Goal of the exercise: Before copying the entries, remove the pictures; everything else stays exactly as it is.

────────────────────────────────────────

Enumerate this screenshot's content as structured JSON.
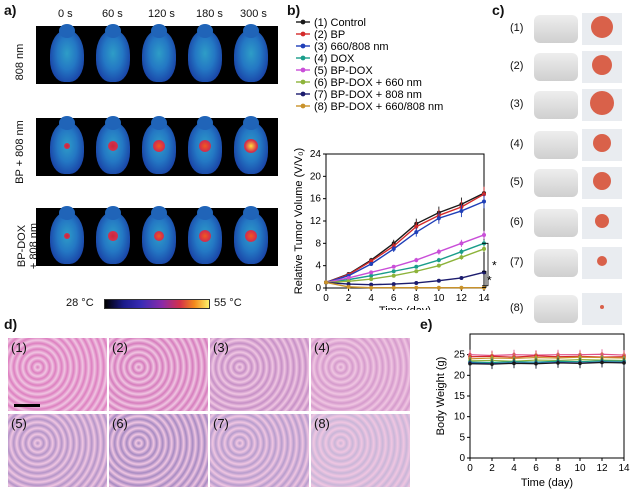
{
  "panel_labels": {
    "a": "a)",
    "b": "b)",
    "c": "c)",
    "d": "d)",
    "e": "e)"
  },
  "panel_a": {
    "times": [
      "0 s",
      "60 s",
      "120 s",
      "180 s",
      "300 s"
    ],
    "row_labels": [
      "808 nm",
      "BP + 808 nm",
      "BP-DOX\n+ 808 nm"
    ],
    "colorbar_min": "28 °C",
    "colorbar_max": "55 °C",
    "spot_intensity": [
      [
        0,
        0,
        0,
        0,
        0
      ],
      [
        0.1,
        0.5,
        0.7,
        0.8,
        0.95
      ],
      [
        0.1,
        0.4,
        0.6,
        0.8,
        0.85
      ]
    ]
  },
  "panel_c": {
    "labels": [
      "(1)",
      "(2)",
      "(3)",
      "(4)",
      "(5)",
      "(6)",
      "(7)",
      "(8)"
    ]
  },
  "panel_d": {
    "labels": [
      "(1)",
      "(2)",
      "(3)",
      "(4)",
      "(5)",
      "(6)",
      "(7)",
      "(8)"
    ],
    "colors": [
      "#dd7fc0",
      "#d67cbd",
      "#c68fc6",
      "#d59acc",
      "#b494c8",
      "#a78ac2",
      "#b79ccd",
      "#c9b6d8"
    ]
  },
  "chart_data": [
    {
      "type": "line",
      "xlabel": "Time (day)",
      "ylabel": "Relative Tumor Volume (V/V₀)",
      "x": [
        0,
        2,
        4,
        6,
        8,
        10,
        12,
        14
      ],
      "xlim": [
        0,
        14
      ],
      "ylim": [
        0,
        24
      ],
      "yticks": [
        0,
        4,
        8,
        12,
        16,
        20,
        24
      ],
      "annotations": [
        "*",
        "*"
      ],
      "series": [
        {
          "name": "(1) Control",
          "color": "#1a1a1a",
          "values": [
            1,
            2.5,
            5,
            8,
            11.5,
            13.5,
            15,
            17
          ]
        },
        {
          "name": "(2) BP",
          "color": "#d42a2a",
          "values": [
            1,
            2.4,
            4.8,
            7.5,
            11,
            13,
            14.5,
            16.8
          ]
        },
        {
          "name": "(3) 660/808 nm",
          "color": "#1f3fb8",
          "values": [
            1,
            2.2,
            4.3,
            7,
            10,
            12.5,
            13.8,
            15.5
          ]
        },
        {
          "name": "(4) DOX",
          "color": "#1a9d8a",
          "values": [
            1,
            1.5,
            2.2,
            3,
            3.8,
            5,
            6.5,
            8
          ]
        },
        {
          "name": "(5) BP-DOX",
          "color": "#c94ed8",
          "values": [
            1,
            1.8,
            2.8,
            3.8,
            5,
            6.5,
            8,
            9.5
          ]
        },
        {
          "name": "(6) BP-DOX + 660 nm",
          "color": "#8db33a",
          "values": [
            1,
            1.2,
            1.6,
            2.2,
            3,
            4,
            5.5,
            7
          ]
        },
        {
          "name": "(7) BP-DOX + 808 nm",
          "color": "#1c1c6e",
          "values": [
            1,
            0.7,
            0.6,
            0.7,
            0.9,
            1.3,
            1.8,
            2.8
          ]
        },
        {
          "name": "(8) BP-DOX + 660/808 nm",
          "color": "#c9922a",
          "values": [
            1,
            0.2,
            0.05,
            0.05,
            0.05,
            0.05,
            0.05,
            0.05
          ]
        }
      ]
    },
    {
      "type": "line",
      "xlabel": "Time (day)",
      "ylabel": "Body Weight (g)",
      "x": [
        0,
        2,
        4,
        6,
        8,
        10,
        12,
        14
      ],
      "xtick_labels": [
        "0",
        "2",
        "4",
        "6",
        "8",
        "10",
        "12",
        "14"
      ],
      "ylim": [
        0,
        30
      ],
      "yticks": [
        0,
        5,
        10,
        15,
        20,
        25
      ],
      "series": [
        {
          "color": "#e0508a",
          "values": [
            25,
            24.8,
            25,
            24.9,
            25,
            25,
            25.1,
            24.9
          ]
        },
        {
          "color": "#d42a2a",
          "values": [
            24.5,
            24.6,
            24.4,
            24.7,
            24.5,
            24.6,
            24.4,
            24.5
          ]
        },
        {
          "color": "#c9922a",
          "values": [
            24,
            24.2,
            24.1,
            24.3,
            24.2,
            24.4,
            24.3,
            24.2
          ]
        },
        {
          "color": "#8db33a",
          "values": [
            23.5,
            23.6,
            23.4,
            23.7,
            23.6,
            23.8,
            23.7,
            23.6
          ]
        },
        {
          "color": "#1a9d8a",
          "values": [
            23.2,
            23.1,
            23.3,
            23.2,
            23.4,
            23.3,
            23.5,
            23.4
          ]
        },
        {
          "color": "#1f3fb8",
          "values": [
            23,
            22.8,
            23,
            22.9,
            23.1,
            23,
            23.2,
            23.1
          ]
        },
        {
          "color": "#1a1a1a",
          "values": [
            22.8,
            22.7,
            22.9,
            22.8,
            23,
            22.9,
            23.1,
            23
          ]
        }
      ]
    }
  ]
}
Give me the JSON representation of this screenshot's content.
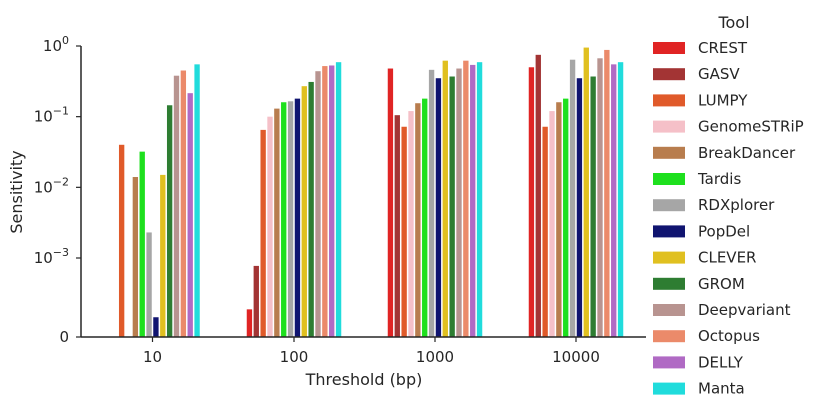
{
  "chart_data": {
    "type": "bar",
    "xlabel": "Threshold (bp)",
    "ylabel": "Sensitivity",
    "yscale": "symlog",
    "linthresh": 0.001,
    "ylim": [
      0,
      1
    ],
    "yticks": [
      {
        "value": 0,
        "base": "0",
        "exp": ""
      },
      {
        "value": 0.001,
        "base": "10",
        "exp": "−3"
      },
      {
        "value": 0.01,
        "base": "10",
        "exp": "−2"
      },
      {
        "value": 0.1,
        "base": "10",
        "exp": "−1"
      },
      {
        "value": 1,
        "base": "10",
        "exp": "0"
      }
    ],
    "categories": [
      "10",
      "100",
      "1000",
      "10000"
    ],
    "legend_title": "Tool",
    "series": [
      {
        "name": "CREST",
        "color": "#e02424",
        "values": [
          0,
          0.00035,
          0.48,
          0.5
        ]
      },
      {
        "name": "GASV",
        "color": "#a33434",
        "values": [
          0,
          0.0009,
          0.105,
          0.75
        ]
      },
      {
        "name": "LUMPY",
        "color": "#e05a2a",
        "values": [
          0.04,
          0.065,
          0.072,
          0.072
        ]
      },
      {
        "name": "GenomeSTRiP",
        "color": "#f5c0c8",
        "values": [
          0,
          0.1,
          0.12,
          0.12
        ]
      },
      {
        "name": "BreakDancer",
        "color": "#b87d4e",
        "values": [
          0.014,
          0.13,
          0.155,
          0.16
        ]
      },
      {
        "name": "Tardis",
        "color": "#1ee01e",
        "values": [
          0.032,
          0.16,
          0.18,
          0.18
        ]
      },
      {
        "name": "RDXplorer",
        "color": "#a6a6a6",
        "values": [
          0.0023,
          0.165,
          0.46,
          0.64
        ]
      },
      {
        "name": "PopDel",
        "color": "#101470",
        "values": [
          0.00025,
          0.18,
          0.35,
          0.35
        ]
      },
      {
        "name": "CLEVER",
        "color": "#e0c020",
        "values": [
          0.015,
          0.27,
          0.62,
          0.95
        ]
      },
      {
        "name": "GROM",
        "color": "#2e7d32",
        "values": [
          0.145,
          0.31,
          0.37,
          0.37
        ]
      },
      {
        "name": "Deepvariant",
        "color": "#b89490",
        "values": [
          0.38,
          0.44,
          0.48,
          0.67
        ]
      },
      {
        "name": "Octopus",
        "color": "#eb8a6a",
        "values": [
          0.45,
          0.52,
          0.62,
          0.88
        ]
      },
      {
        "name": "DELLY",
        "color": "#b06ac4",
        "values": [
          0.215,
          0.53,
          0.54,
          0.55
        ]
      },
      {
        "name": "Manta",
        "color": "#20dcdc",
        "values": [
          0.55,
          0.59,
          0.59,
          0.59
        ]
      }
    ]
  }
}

────────────────────────────────────────

Result:
Enumerate this screenshot's content as structured JSON.
{
  "panel_labels": {
    "a": "a)",
    "b": "b)",
    "c": "c)",
    "d": "d)",
    "e": "e)"
  },
  "panel_a": {
    "times": [
      "0 s",
      "60 s",
      "120 s",
      "180 s",
      "300 s"
    ],
    "row_labels": [
      "808 nm",
      "BP + 808 nm",
      "BP-DOX\n+ 808 nm"
    ],
    "colorbar_min": "28 °C",
    "colorbar_max": "55 °C",
    "spot_intensity": [
      [
        0,
        0,
        0,
        0,
        0
      ],
      [
        0.1,
        0.5,
        0.7,
        0.8,
        0.95
      ],
      [
        0.1,
        0.4,
        0.6,
        0.8,
        0.85
      ]
    ]
  },
  "panel_c": {
    "labels": [
      "(1)",
      "(2)",
      "(3)",
      "(4)",
      "(5)",
      "(6)",
      "(7)",
      "(8)"
    ]
  },
  "panel_d": {
    "labels": [
      "(1)",
      "(2)",
      "(3)",
      "(4)",
      "(5)",
      "(6)",
      "(7)",
      "(8)"
    ],
    "colors": [
      "#dd7fc0",
      "#d67cbd",
      "#c68fc6",
      "#d59acc",
      "#b494c8",
      "#a78ac2",
      "#b79ccd",
      "#c9b6d8"
    ]
  },
  "chart_data": [
    {
      "type": "line",
      "xlabel": "Time (day)",
      "ylabel": "Relative Tumor Volume (V/V₀)",
      "x": [
        0,
        2,
        4,
        6,
        8,
        10,
        12,
        14
      ],
      "xlim": [
        0,
        14
      ],
      "ylim": [
        0,
        24
      ],
      "yticks": [
        0,
        4,
        8,
        12,
        16,
        20,
        24
      ],
      "annotations": [
        "*",
        "*"
      ],
      "series": [
        {
          "name": "(1) Control",
          "color": "#1a1a1a",
          "values": [
            1,
            2.5,
            5,
            8,
            11.5,
            13.5,
            15,
            17
          ]
        },
        {
          "name": "(2) BP",
          "color": "#d42a2a",
          "values": [
            1,
            2.4,
            4.8,
            7.5,
            11,
            13,
            14.5,
            16.8
          ]
        },
        {
          "name": "(3) 660/808 nm",
          "color": "#1f3fb8",
          "values": [
            1,
            2.2,
            4.3,
            7,
            10,
            12.5,
            13.8,
            15.5
          ]
        },
        {
          "name": "(4) DOX",
          "color": "#1a9d8a",
          "values": [
            1,
            1.5,
            2.2,
            3,
            3.8,
            5,
            6.5,
            8
          ]
        },
        {
          "name": "(5) BP-DOX",
          "color": "#c94ed8",
          "values": [
            1,
            1.8,
            2.8,
            3.8,
            5,
            6.5,
            8,
            9.5
          ]
        },
        {
          "name": "(6) BP-DOX + 660 nm",
          "color": "#8db33a",
          "values": [
            1,
            1.2,
            1.6,
            2.2,
            3,
            4,
            5.5,
            7
          ]
        },
        {
          "name": "(7) BP-DOX + 808 nm",
          "color": "#1c1c6e",
          "values": [
            1,
            0.7,
            0.6,
            0.7,
            0.9,
            1.3,
            1.8,
            2.8
          ]
        },
        {
          "name": "(8) BP-DOX + 660/808 nm",
          "color": "#c9922a",
          "values": [
            1,
            0.2,
            0.05,
            0.05,
            0.05,
            0.05,
            0.05,
            0.05
          ]
        }
      ]
    },
    {
      "type": "line",
      "xlabel": "Time (day)",
      "ylabel": "Body Weight (g)",
      "x": [
        0,
        2,
        4,
        6,
        8,
        10,
        12,
        14
      ],
      "xtick_labels": [
        "0",
        "2",
        "4",
        "6",
        "8",
        "10",
        "12",
        "14"
      ],
      "ylim": [
        0,
        30
      ],
      "yticks": [
        0,
        5,
        10,
        15,
        20,
        25
      ],
      "series": [
        {
          "color": "#e0508a",
          "values": [
            25,
            24.8,
            25,
            24.9,
            25,
            25,
            25.1,
            24.9
          ]
        },
        {
          "color": "#d42a2a",
          "values": [
            24.5,
            24.6,
            24.4,
            24.7,
            24.5,
            24.6,
            24.4,
            24.5
          ]
        },
        {
          "color": "#c9922a",
          "values": [
            24,
            24.2,
            24.1,
            24.3,
            24.2,
            24.4,
            24.3,
            24.2
          ]
        },
        {
          "color": "#8db33a",
          "values": [
            23.5,
            23.6,
            23.4,
            23.7,
            23.6,
            23.8,
            23.7,
            23.6
          ]
        },
        {
          "color": "#1a9d8a",
          "values": [
            23.2,
            23.1,
            23.3,
            23.2,
            23.4,
            23.3,
            23.5,
            23.4
          ]
        },
        {
          "color": "#1f3fb8",
          "values": [
            23,
            22.8,
            23,
            22.9,
            23.1,
            23,
            23.2,
            23.1
          ]
        },
        {
          "color": "#1a1a1a",
          "values": [
            22.8,
            22.7,
            22.9,
            22.8,
            23,
            22.9,
            23.1,
            23
          ]
        }
      ]
    }
  ]
}
Give me the JSON representation of this screenshot's content.
{
  "chart_data": {
    "type": "bar",
    "xlabel": "Threshold (bp)",
    "ylabel": "Sensitivity",
    "yscale": "symlog",
    "linthresh": 0.001,
    "ylim": [
      0,
      1
    ],
    "yticks": [
      {
        "value": 0,
        "base": "0",
        "exp": ""
      },
      {
        "value": 0.001,
        "base": "10",
        "exp": "−3"
      },
      {
        "value": 0.01,
        "base": "10",
        "exp": "−2"
      },
      {
        "value": 0.1,
        "base": "10",
        "exp": "−1"
      },
      {
        "value": 1,
        "base": "10",
        "exp": "0"
      }
    ],
    "categories": [
      "10",
      "100",
      "1000",
      "10000"
    ],
    "legend_title": "Tool",
    "series": [
      {
        "name": "CREST",
        "color": "#e02424",
        "values": [
          0,
          0.00035,
          0.48,
          0.5
        ]
      },
      {
        "name": "GASV",
        "color": "#a33434",
        "values": [
          0,
          0.0009,
          0.105,
          0.75
        ]
      },
      {
        "name": "LUMPY",
        "color": "#e05a2a",
        "values": [
          0.04,
          0.065,
          0.072,
          0.072
        ]
      },
      {
        "name": "GenomeSTRiP",
        "color": "#f5c0c8",
        "values": [
          0,
          0.1,
          0.12,
          0.12
        ]
      },
      {
        "name": "BreakDancer",
        "color": "#b87d4e",
        "values": [
          0.014,
          0.13,
          0.155,
          0.16
        ]
      },
      {
        "name": "Tardis",
        "color": "#1ee01e",
        "values": [
          0.032,
          0.16,
          0.18,
          0.18
        ]
      },
      {
        "name": "RDXplorer",
        "color": "#a6a6a6",
        "values": [
          0.0023,
          0.165,
          0.46,
          0.64
        ]
      },
      {
        "name": "PopDel",
        "color": "#101470",
        "values": [
          0.00025,
          0.18,
          0.35,
          0.35
        ]
      },
      {
        "name": "CLEVER",
        "color": "#e0c020",
        "values": [
          0.015,
          0.27,
          0.62,
          0.95
        ]
      },
      {
        "name": "GROM",
        "color": "#2e7d32",
        "values": [
          0.145,
          0.31,
          0.37,
          0.37
        ]
      },
      {
        "name": "Deepvariant",
        "color": "#b89490",
        "values": [
          0.38,
          0.44,
          0.48,
          0.67
        ]
      },
      {
        "name": "Octopus",
        "color": "#eb8a6a",
        "values": [
          0.45,
          0.52,
          0.62,
          0.88
        ]
      },
      {
        "name": "DELLY",
        "color": "#b06ac4",
        "values": [
          0.215,
          0.53,
          0.54,
          0.55
        ]
      },
      {
        "name": "Manta",
        "color": "#20dcdc",
        "values": [
          0.55,
          0.59,
          0.59,
          0.59
        ]
      }
    ]
  }
}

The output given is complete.